▶ **TASK**: Rewrite the data from the start through the line containing "point: [958, 594, 968, 605]", changing every "x-tick-label" to "x-axis-tick" and leaving everything else unchanged.

(Layout dataset entries)
● ● ●
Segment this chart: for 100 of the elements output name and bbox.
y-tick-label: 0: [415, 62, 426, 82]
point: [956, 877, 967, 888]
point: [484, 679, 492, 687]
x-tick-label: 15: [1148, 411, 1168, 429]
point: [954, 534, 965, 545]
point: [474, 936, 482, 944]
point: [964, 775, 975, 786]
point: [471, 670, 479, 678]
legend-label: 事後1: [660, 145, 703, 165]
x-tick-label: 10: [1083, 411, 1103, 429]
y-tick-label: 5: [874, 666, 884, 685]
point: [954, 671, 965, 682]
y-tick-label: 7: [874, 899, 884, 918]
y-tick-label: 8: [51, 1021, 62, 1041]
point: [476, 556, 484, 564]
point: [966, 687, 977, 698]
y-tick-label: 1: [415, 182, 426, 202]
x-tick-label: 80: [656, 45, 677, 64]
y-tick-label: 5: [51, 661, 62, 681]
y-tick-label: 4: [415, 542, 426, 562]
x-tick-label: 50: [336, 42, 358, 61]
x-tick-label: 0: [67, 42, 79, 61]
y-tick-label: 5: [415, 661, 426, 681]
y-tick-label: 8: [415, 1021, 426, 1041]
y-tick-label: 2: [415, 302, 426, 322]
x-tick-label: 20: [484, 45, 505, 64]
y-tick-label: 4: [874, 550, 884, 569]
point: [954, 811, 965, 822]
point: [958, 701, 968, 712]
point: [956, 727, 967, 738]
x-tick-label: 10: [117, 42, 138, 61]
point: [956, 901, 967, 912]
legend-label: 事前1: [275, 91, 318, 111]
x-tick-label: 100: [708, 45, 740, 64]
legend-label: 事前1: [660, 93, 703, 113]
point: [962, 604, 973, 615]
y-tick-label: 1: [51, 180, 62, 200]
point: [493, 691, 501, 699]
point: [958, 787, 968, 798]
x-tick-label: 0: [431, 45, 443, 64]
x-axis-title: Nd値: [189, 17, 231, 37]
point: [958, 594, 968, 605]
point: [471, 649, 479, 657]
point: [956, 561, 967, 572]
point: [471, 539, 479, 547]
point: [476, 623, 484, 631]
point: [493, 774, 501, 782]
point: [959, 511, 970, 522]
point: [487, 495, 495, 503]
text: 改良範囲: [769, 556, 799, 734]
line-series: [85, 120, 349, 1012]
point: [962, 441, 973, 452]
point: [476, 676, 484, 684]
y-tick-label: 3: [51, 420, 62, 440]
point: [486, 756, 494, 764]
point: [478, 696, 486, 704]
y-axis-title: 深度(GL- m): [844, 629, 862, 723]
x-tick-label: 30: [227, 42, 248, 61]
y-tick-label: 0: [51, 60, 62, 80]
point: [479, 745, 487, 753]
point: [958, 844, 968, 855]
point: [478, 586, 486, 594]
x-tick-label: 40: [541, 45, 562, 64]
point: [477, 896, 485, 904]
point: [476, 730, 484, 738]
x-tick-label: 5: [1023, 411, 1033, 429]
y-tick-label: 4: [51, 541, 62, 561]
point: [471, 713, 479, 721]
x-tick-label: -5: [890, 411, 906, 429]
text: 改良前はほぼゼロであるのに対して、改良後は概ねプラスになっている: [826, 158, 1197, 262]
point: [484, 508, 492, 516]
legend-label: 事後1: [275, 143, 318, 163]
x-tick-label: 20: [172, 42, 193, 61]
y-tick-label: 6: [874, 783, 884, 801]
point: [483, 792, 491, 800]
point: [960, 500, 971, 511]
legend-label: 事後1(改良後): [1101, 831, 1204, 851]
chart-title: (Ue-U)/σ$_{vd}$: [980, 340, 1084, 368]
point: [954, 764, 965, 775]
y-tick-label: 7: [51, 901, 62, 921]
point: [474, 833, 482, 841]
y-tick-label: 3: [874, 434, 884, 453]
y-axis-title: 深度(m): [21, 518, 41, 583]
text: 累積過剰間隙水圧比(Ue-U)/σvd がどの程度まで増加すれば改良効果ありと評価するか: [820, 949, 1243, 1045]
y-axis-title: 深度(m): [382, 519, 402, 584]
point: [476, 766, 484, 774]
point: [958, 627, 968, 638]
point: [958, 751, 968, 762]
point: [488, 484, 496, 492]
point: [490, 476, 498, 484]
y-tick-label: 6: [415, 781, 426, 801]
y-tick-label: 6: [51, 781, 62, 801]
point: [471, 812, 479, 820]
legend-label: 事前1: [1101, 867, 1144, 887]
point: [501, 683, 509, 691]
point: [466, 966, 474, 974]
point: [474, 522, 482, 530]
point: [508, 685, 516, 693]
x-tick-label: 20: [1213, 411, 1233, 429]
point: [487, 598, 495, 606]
● ● ●
▶ **WRITTEN SOLUTION**:
Segment this chart: for 100 of the elements output name and bbox.
y-tick-label: 0: [415, 62, 426, 82]
point: [956, 877, 967, 888]
point: [484, 679, 492, 687]
x-axis-tick: 15: [1148, 411, 1168, 429]
point: [954, 534, 965, 545]
point: [474, 936, 482, 944]
point: [964, 775, 975, 786]
point: [471, 670, 479, 678]
legend-label: 事後1: [660, 145, 703, 165]
x-axis-tick: 10: [1083, 411, 1103, 429]
y-tick-label: 5: [874, 666, 884, 685]
point: [954, 671, 965, 682]
y-tick-label: 7: [874, 899, 884, 918]
y-tick-label: 8: [51, 1021, 62, 1041]
point: [476, 556, 484, 564]
point: [966, 687, 977, 698]
y-tick-label: 1: [415, 182, 426, 202]
x-axis-tick: 80: [656, 45, 677, 64]
y-tick-label: 5: [51, 661, 62, 681]
y-tick-label: 4: [415, 542, 426, 562]
x-axis-tick: 50: [336, 42, 358, 61]
x-axis-tick: 0: [67, 42, 79, 61]
y-tick-label: 5: [415, 661, 426, 681]
y-tick-label: 8: [415, 1021, 426, 1041]
y-tick-label: 2: [415, 302, 426, 322]
x-axis-tick: 20: [484, 45, 505, 64]
y-tick-label: 4: [874, 550, 884, 569]
point: [954, 811, 965, 822]
point: [958, 701, 968, 712]
point: [956, 727, 967, 738]
x-axis-tick: 10: [117, 42, 138, 61]
point: [956, 901, 967, 912]
legend-label: 事前1: [275, 91, 318, 111]
x-axis-tick: 100: [708, 45, 740, 64]
legend-label: 事前1: [660, 93, 703, 113]
point: [962, 604, 973, 615]
y-tick-label: 1: [51, 180, 62, 200]
point: [493, 691, 501, 699]
point: [958, 787, 968, 798]
x-axis-tick: 0: [431, 45, 443, 64]
x-axis-title: Nd値: [189, 17, 231, 37]
point: [958, 594, 968, 605]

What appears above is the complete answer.